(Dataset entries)
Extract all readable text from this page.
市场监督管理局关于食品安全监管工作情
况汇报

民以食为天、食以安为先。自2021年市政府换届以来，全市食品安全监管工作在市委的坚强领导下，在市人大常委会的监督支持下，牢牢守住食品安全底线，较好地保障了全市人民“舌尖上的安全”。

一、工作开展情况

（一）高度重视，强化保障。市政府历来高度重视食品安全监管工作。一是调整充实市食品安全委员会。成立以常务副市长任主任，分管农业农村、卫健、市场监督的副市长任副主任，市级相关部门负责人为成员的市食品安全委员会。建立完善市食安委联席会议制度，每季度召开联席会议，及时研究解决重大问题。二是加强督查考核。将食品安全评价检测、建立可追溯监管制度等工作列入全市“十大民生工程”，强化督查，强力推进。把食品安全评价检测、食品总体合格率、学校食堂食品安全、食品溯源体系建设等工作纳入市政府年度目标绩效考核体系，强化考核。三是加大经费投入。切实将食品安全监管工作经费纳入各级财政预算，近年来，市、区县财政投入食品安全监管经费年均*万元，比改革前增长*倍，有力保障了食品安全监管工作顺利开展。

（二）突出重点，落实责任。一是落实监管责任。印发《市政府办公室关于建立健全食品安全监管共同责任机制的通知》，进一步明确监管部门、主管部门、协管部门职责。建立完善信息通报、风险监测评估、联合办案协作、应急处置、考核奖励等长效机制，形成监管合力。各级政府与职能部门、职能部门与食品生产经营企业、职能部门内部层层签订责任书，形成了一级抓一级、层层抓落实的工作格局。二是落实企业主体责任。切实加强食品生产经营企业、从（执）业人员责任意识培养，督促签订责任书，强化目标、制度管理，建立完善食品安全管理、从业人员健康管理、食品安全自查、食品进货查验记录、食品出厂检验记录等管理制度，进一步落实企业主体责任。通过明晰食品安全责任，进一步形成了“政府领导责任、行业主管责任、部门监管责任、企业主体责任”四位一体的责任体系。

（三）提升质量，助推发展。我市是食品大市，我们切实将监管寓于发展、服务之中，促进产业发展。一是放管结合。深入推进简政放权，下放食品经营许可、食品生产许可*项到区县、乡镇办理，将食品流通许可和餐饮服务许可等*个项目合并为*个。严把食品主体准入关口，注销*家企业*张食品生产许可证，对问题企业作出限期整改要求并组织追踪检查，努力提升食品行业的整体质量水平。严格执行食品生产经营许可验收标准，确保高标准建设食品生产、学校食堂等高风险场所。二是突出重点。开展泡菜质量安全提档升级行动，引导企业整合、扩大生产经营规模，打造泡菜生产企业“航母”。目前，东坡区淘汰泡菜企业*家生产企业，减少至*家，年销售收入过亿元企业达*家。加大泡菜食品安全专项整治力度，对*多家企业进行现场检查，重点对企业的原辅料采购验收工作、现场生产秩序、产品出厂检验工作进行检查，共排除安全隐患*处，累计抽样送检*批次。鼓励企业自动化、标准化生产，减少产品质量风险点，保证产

---

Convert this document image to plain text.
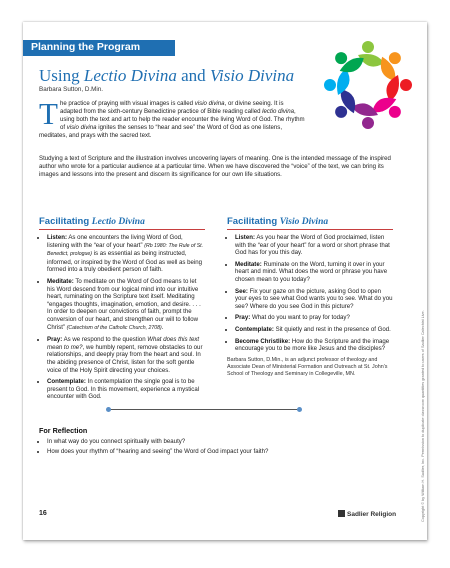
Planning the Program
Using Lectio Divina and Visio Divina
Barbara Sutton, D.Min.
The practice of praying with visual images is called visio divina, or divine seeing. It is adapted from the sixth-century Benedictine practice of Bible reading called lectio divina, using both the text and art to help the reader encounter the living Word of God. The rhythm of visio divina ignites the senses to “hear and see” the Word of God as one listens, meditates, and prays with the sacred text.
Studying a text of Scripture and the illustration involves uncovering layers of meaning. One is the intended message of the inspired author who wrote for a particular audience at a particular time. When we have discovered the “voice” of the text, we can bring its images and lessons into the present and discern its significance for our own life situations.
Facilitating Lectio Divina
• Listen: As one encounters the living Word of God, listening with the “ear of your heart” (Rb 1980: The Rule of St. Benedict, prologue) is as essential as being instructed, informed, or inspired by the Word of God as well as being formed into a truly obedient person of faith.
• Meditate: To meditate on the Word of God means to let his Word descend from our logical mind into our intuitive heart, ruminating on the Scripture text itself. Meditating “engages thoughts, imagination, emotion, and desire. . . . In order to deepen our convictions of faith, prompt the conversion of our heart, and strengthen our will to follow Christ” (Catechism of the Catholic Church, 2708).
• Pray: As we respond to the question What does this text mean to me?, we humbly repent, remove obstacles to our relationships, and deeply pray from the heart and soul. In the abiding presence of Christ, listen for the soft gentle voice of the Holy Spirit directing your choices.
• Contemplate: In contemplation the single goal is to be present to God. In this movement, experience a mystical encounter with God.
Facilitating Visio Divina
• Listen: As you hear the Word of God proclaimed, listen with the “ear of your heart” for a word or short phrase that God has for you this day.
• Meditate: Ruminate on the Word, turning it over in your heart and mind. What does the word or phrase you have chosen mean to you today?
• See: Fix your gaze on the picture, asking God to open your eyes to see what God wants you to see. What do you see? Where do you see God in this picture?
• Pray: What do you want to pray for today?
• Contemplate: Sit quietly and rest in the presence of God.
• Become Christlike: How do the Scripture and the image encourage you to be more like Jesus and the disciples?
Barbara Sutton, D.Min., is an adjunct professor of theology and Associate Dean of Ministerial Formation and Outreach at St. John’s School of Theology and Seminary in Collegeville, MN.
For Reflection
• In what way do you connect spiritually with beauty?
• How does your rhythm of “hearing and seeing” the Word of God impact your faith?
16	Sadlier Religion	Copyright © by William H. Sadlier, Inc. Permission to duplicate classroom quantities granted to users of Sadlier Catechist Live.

...

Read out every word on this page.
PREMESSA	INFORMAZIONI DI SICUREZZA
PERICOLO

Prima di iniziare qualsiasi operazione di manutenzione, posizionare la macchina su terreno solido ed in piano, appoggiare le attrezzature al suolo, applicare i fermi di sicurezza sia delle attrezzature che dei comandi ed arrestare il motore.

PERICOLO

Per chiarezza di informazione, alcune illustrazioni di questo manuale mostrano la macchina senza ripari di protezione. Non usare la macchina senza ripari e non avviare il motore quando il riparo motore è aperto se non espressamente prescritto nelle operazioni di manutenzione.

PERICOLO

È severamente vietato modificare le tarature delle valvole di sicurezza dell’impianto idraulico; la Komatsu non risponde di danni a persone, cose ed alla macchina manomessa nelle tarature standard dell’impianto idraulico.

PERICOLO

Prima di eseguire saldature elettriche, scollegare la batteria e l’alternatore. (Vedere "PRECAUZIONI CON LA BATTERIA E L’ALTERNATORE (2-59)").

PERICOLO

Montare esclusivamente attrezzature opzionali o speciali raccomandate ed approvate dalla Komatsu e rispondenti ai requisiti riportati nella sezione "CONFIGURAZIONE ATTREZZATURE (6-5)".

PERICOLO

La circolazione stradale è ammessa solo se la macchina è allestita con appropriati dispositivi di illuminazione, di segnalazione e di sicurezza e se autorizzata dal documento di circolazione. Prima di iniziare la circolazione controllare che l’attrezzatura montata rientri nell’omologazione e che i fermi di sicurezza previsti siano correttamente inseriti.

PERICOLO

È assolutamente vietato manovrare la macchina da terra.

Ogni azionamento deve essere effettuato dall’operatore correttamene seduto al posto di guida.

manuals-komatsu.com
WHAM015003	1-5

▸ **Exercise brief**
Using the listing above, return all lines where the word "page" occurs.

▸ **Response**
Extract all readable text from this page.
Read out every word on this page.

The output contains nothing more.